_YOUR INSTRUCTIONS_
Type out the material below exactly.

_DATASET ROWS_

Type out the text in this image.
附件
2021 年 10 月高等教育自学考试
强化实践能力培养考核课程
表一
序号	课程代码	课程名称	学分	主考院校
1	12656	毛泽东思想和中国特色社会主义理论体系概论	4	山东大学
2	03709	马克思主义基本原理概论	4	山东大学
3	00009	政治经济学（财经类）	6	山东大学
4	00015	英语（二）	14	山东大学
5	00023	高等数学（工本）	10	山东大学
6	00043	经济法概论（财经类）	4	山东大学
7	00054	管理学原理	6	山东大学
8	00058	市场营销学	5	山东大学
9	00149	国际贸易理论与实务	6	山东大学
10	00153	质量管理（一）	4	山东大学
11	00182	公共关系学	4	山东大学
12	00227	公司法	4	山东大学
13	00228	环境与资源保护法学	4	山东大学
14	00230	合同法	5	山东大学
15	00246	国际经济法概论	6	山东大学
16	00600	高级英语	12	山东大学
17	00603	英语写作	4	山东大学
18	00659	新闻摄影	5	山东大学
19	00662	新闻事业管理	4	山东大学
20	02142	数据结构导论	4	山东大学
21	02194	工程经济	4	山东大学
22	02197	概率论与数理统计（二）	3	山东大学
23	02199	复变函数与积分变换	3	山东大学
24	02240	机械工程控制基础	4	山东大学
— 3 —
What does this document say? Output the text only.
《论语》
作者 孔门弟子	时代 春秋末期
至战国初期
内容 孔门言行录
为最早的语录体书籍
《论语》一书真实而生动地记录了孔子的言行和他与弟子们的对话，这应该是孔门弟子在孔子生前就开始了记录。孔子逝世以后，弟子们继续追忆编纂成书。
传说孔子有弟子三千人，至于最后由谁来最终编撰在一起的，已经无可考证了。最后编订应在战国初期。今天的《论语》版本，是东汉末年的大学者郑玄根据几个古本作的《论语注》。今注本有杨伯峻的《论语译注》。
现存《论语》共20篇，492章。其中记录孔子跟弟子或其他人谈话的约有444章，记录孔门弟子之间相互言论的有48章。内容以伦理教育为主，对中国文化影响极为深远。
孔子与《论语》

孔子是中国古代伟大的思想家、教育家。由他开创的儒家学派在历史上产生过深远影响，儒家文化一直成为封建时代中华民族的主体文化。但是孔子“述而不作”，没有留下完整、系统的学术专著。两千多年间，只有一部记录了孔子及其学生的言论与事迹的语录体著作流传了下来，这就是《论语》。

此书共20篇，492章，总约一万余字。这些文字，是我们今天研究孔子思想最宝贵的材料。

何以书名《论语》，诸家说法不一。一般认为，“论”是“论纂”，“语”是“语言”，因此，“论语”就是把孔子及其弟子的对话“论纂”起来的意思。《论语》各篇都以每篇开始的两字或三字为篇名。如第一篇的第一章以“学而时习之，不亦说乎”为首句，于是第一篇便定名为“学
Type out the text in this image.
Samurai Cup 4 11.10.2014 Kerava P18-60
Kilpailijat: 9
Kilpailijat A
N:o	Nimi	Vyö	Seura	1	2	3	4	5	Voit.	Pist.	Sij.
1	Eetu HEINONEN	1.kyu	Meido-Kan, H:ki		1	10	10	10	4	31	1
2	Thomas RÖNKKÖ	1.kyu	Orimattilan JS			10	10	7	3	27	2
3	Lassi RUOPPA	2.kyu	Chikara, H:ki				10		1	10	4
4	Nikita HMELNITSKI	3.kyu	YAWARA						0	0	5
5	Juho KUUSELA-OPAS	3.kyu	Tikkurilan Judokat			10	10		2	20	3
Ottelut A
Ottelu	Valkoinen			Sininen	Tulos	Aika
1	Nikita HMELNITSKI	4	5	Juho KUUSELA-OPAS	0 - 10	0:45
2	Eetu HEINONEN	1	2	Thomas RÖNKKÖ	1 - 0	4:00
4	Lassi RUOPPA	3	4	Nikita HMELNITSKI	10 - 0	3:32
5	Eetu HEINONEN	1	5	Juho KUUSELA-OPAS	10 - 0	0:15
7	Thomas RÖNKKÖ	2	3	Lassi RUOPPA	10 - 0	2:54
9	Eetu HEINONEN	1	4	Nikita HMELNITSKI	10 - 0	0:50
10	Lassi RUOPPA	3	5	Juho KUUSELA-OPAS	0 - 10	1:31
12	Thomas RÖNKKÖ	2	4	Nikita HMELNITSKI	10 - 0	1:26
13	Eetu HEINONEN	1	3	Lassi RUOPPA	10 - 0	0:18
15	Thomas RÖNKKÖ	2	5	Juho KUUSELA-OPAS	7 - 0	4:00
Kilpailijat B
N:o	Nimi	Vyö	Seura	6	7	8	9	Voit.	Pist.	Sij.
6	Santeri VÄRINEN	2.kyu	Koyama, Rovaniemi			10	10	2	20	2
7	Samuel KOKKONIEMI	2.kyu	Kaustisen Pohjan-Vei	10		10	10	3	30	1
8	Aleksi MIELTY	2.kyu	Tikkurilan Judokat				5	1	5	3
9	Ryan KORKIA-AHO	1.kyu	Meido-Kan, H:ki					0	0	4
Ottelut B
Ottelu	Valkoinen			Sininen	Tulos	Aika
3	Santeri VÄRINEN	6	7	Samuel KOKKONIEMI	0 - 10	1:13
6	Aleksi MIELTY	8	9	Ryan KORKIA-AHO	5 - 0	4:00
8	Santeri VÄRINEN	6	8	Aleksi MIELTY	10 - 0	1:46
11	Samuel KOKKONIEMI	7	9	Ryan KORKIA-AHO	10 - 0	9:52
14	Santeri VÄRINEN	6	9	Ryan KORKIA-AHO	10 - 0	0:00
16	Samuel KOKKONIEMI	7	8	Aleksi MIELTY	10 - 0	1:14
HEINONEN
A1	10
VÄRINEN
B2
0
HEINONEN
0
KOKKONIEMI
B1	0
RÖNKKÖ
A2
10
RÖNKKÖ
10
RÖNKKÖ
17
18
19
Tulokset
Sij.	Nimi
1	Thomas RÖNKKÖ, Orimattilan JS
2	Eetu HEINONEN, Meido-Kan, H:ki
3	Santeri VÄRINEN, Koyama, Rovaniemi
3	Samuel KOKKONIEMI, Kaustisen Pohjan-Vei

_ANSWER TO THIS PROBLEM_
Type out the text in this image.
附件
2021 年 10 月高等教育自学考试
强化实践能力培养考核课程
表一
序号	课程代码	课程名称	学分	主考院校
1	12656	毛泽东思想和中国特色社会主义理论体系概论	4	山东大学
2	03709	马克思主义基本原理概论	4	山东大学
3	00009	政治经济学（财经类）	6	山东大学
4	00015	英语（二）	14	山东大学
5	00023	高等数学（工本）	10	山东大学
6	00043	经济法概论（财经类）	4	山东大学
7	00054	管理学原理	6	山东大学
8	00058	市场营销学	5	山东大学
9	00149	国际贸易理论与实务	6	山东大学
10	00153	质量管理（一）	4	山东大学
11	00182	公共关系学	4	山东大学
12	00227	公司法	4	山东大学
13	00228	环境与资源保护法学	4	山东大学
14	00230	合同法	5	山东大学
15	00246	国际经济法概论	6	山东大学
16	00600	高级英语	12	山东大学
17	00603	英语写作	4	山东大学
18	00659	新闻摄影	5	山东大学
19	00662	新闻事业管理	4	山东大学
20	02142	数据结构导论	4	山东大学
21	02194	工程经济	4	山东大学
22	02197	概率论与数理统计（二）	3	山东大学
23	02199	复变函数与积分变换	3	山东大学
24	02240	机械工程控制基础	4	山东大学
— 3 —
What does this document say? Output the text only.
《论语》
作者 孔门弟子	时代 春秋末期
至战国初期
内容 孔门言行录
为最早的语录体书籍
《论语》一书真实而生动地记录了孔子的言行和他与弟子们的对话，这应该是孔门弟子在孔子生前就开始了记录。孔子逝世以后，弟子们继续追忆编纂成书。
传说孔子有弟子三千人，至于最后由谁来最终编撰在一起的，已经无可考证了。最后编订应在战国初期。今天的《论语》版本，是东汉末年的大学者郑玄根据几个古本作的《论语注》。今注本有杨伯峻的《论语译注》。
现存《论语》共20篇，492章。其中记录孔子跟弟子或其他人谈话的约有444章，记录孔门弟子之间相互言论的有48章。内容以伦理教育为主，对中国文化影响极为深远。
孔子与《论语》

孔子是中国古代伟大的思想家、教育家。由他开创的儒家学派在历史上产生过深远影响，儒家文化一直成为封建时代中华民族的主体文化。但是孔子“述而不作”，没有留下完整、系统的学术专著。两千多年间，只有一部记录了孔子及其学生的言论与事迹的语录体著作流传了下来，这就是《论语》。

此书共20篇，492章，总约一万余字。这些文字，是我们今天研究孔子思想最宝贵的材料。

何以书名《论语》，诸家说法不一。一般认为，“论”是“论纂”，“语”是“语言”，因此，“论语”就是把孔子及其弟子的对话“论纂”起来的意思。《论语》各篇都以每篇开始的两字或三字为篇名。如第一篇的第一章以“学而时习之，不亦说乎”为首句，于是第一篇便定名为“学
Type out the text in this image.
Samurai Cup 4 11.10.2014 Kerava P18-60
Kilpailijat: 9
Kilpailijat A
N:o	Nimi	Vyö	Seura	1	2	3	4	5	Voit.	Pist.	Sij.
1	Eetu HEINONEN	1.kyu	Meido-Kan, H:ki		1	10	10	10	4	31	1
2	Thomas RÖNKKÖ	1.kyu	Orimattilan JS			10	10	7	3	27	2
3	Lassi RUOPPA	2.kyu	Chikara, H:ki				10		1	10	4
4	Nikita HMELNITSKI	3.kyu	YAWARA						0	0	5
5	Juho KUUSELA-OPAS	3.kyu	Tikkurilan Judokat			10	10		2	20	3
Ottelut A
Ottelu	Valkoinen			Sininen	Tulos	Aika
1	Nikita HMELNITSKI	4	5	Juho KUUSELA-OPAS	0 - 10	0:45
2	Eetu HEINONEN	1	2	Thomas RÖNKKÖ	1 - 0	4:00
4	Lassi RUOPPA	3	4	Nikita HMELNITSKI	10 - 0	3:32
5	Eetu HEINONEN	1	5	Juho KUUSELA-OPAS	10 - 0	0:15
7	Thomas RÖNKKÖ	2	3	Lassi RUOPPA	10 - 0	2:54
9	Eetu HEINONEN	1	4	Nikita HMELNITSKI	10 - 0	0:50
10	Lassi RUOPPA	3	5	Juho KUUSELA-OPAS	0 - 10	1:31
12	Thomas RÖNKKÖ	2	4	Nikita HMELNITSKI	10 - 0	1:26
13	Eetu HEINONEN	1	3	Lassi RUOPPA	10 - 0	0:18
15	Thomas RÖNKKÖ	2	5	Juho KUUSELA-OPAS	7 - 0	4:00
Kilpailijat B
N:o	Nimi	Vyö	Seura	6	7	8	9	Voit.	Pist.	Sij.
6	Santeri VÄRINEN	2.kyu	Koyama, Rovaniemi			10	10	2	20	2
7	Samuel KOKKONIEMI	2.kyu	Kaustisen Pohjan-Vei	10		10	10	3	30	1
8	Aleksi MIELTY	2.kyu	Tikkurilan Judokat				5	1	5	3
9	Ryan KORKIA-AHO	1.kyu	Meido-Kan, H:ki					0	0	4
Ottelut B
Ottelu	Valkoinen			Sininen	Tulos	Aika
3	Santeri VÄRINEN	6	7	Samuel KOKKONIEMI	0 - 10	1:13
6	Aleksi MIELTY	8	9	Ryan KORKIA-AHO	5 - 0	4:00
8	Santeri VÄRINEN	6	8	Aleksi MIELTY	10 - 0	1:46
11	Samuel KOKKONIEMI	7	9	Ryan KORKIA-AHO	10 - 0	9:52
14	Santeri VÄRINEN	6	9	Ryan KORKIA-AHO	10 - 0	0:00
16	Samuel KOKKONIEMI	7	8	Aleksi MIELTY	10 - 0	1:14
HEINONEN
A1	10
VÄRINEN
B2
0
HEINONEN
0
KOKKONIEMI
B1	0
RÖNKKÖ
A2
10
RÖNKKÖ
10
RÖNKKÖ
17
18
19
Tulokset
Sij.	Nimi
1	Thomas RÖNKKÖ, Orimattilan JS
2	Eetu HEINONEN, Meido-Kan, H:ki
3	Santeri VÄRINEN, Koyama, Rovaniemi
3	Samuel KOKKONIEMI, Kaustisen Pohjan-Vei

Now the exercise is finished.